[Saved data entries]
────────────────────────────────────────

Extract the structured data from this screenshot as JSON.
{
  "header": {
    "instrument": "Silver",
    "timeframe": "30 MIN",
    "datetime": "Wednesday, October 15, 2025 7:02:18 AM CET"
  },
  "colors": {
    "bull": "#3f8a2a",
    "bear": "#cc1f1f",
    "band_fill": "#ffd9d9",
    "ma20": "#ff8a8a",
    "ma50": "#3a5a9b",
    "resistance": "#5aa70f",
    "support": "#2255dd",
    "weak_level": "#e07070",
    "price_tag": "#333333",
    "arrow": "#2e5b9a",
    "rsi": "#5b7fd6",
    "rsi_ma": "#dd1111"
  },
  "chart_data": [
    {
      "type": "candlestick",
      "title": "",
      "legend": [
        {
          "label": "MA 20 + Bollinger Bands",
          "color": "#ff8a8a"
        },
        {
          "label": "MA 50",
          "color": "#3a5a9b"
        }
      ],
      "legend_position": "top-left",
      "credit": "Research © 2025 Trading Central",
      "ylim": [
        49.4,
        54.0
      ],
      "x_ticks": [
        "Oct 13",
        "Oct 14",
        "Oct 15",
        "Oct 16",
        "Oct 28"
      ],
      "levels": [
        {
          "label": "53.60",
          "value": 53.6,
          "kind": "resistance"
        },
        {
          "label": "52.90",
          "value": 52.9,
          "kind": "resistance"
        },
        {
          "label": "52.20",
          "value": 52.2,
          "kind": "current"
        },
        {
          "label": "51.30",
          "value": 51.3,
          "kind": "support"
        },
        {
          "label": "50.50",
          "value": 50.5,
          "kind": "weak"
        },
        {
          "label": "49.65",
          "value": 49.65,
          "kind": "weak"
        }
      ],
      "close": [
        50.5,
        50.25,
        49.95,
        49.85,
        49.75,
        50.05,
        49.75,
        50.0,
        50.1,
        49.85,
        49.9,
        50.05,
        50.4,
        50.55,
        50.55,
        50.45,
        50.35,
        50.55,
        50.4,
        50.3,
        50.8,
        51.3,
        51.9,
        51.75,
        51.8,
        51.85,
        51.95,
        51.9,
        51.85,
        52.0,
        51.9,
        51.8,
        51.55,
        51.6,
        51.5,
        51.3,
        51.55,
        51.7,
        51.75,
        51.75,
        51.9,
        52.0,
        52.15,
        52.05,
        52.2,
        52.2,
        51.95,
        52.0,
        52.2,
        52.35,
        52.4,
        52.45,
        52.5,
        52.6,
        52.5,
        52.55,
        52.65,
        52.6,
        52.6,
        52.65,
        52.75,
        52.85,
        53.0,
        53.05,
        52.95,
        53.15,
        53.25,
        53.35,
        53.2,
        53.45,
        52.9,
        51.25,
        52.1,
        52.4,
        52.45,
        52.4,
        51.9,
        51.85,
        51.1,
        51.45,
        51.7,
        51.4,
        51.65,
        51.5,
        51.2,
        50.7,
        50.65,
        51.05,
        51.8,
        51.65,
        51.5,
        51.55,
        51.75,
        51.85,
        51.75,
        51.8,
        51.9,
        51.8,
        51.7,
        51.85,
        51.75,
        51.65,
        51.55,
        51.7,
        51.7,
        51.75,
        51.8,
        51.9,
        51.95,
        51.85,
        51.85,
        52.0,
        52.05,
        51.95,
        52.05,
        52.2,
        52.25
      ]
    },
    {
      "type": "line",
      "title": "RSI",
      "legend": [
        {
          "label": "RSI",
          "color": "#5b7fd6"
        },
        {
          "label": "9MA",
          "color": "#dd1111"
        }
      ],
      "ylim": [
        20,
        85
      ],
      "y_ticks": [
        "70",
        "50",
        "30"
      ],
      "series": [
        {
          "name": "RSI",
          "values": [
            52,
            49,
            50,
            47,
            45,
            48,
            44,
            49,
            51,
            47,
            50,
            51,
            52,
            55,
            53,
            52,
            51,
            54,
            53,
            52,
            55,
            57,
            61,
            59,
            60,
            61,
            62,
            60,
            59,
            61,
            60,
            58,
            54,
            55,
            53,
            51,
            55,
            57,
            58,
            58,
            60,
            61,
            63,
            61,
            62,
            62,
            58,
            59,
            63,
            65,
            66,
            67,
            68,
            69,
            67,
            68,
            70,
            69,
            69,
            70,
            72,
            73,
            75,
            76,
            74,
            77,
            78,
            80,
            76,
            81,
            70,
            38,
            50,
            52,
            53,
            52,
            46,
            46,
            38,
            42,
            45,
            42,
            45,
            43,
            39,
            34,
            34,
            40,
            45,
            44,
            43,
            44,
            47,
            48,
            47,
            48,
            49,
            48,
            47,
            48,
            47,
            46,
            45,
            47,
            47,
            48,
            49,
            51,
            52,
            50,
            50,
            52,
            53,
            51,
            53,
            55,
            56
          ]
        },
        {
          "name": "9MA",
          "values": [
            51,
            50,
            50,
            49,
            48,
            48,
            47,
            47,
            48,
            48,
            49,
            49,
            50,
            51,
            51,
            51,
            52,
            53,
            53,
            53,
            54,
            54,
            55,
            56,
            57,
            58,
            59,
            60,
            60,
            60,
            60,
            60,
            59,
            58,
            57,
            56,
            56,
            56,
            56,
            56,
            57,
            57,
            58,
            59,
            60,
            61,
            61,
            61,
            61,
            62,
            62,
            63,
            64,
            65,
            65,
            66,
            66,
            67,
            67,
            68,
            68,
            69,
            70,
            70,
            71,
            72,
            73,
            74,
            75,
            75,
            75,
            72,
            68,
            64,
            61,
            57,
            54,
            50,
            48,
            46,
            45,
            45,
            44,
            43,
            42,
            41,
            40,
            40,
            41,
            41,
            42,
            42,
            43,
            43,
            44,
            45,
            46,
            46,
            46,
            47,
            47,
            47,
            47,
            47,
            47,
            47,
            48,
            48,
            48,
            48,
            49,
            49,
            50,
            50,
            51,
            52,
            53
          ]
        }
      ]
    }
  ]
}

────────────────────────────────────────

[Task statement] Using the data above, return each line exactly as written.

[Problem solution]
Extract the structured data from this screenshot as JSON.
{
  "header": {
    "instrument": "Silver",
    "timeframe": "30 MIN",
    "datetime": "Wednesday, October 15, 2025 7:02:18 AM CET"
  },
  "colors": {
    "bull": "#3f8a2a",
    "bear": "#cc1f1f",
    "band_fill": "#ffd9d9",
    "ma20": "#ff8a8a",
    "ma50": "#3a5a9b",
    "resistance": "#5aa70f",
    "support": "#2255dd",
    "weak_level": "#e07070",
    "price_tag": "#333333",
    "arrow": "#2e5b9a",
    "rsi": "#5b7fd6",
    "rsi_ma": "#dd1111"
  },
  "chart_data": [
    {
      "type": "candlestick",
      "title": "",
      "legend": [
        {
          "label": "MA 20 + Bollinger Bands",
          "color": "#ff8a8a"
        },
        {
          "label": "MA 50",
          "color": "#3a5a9b"
        }
      ],
      "legend_position": "top-left",
      "credit": "Research © 2025 Trading Central",
      "ylim": [
        49.4,
        54.0
      ],
      "x_ticks": [
        "Oct 13",
        "Oct 14",
        "Oct 15",
        "Oct 16",
        "Oct 28"
      ],
      "levels": [
        {
          "label": "53.60",
          "value": 53.6,
          "kind": "resistance"
        },
        {
          "label": "52.90",
          "value": 52.9,
          "kind": "resistance"
        },
        {
          "label": "52.20",
          "value": 52.2,
          "kind": "current"
        },
        {
          "label": "51.30",
          "value": 51.3,
          "kind": "support"
        },
        {
          "label": "50.50",
          "value": 50.5,
          "kind": "weak"
        },
        {
          "label": "49.65",
          "value": 49.65,
          "kind": "weak"
        }
      ],
      "close": [
        50.5,
        50.25,
        49.95,
        49.85,
        49.75,
        50.05,
        49.75,
        50.0,
        50.1,
        49.85,
        49.9,
        50.05,
        50.4,
        50.55,
        50.55,
        50.45,
        50.35,
        50.55,
        50.4,
        50.3,
        50.8,
        51.3,
        51.9,
        51.75,
        51.8,
        51.85,
        51.95,
        51.9,
        51.85,
        52.0,
        51.9,
        51.8,
        51.55,
        51.6,
        51.5,
        51.3,
        51.55,
        51.7,
        51.75,
        51.75,
        51.9,
        52.0,
        52.15,
        52.05,
        52.2,
        52.2,
        51.95,
        52.0,
        52.2,
        52.35,
        52.4,
        52.45,
        52.5,
        52.6,
        52.5,
        52.55,
        52.65,
        52.6,
        52.6,
        52.65,
        52.75,
        52.85,
        53.0,
        53.05,
        52.95,
        53.15,
        53.25,
        53.35,
        53.2,
        53.45,
        52.9,
        51.25,
        52.1,
        52.4,
        52.45,
        52.4,
        51.9,
        51.85,
        51.1,
        51.45,
        51.7,
        51.4,
        51.65,
        51.5,
        51.2,
        50.7,
        50.65,
        51.05,
        51.8,
        51.65,
        51.5,
        51.55,
        51.75,
        51.85,
        51.75,
        51.8,
        51.9,
        51.8,
        51.7,
        51.85,
        51.75,
        51.65,
        51.55,
        51.7,
        51.7,
        51.75,
        51.8,
        51.9,
        51.95,
        51.85,
        51.85,
        52.0,
        52.05,
        51.95,
        52.05,
        52.2,
        52.25
      ]
    },
    {
      "type": "line",
      "title": "RSI",
      "legend": [
        {
          "label": "RSI",
          "color": "#5b7fd6"
        },
        {
          "label": "9MA",
          "color": "#dd1111"
        }
      ],
      "ylim": [
        20,
        85
      ],
      "y_ticks": [
        "70",
        "50",
        "30"
      ],
      "series": [
        {
          "name": "RSI",
          "values": [
            52,
            49,
            50,
            47,
            45,
            48,
            44,
            49,
            51,
            47,
            50,
            51,
            52,
            55,
            53,
            52,
            51,
            54,
            53,
            52,
            55,
            57,
            61,
            59,
            60,
            61,
            62,
            60,
            59,
            61,
            60,
            58,
            54,
            55,
            53,
            51,
            55,
            57,
            58,
            58,
            60,
            61,
            63,
            61,
            62,
            62,
            58,
            59,
            63,
            65,
            66,
            67,
            68,
            69,
            67,
            68,
            70,
            69,
            69,
            70,
            72,
            73,
            75,
            76,
            74,
            77,
            78,
            80,
            76,
            81,
            70,
            38,
            50,
            52,
            53,
            52,
            46,
            46,
            38,
            42,
            45,
            42,
            45,
            43,
            39,
            34,
            34,
            40,
            45,
            44,
            43,
            44,
            47,
            48,
            47,
            48,
            49,
            48,
            47,
            48,
            47,
            46,
            45,
            47,
            47,
            48,
            49,
            51,
            52,
            50,
            50,
            52,
            53,
            51,
            53,
            55,
            56
          ]
        },
        {
          "name": "9MA",
          "values": [
            51,
            50,
            50,
            49,
            48,
            48,
            47,
            47,
            48,
            48,
            49,
            49,
            50,
            51,
            51,
            51,
            52,
            53,
            53,
            53,
            54,
            54,
            55,
            56,
            57,
            58,
            59,
            60,
            60,
            60,
            60,
            60,
            59,
            58,
            57,
            56,
            56,
            56,
            56,
            56,
            57,
            57,
            58,
            59,
            60,
            61,
            61,
            61,
            61,
            62,
            62,
            63,
            64,
            65,
            65,
            66,
            66,
            67,
            67,
            68,
            68,
            69,
            70,
            70,
            71,
            72,
            73,
            74,
            75,
            75,
            75,
            72,
            68,
            64,
            61,
            57,
            54,
            50,
            48,
            46,
            45,
            45,
            44,
            43,
            42,
            41,
            40,
            40,
            41,
            41,
            42,
            42,
            43,
            43,
            44,
            45,
            46,
            46,
            46,
            47,
            47,
            47,
            47,
            47,
            47,
            47,
            48,
            48,
            48,
            48,
            49,
            49,
            50,
            50,
            51,
            52,
            53
          ]
        }
      ]
    }
  ]
}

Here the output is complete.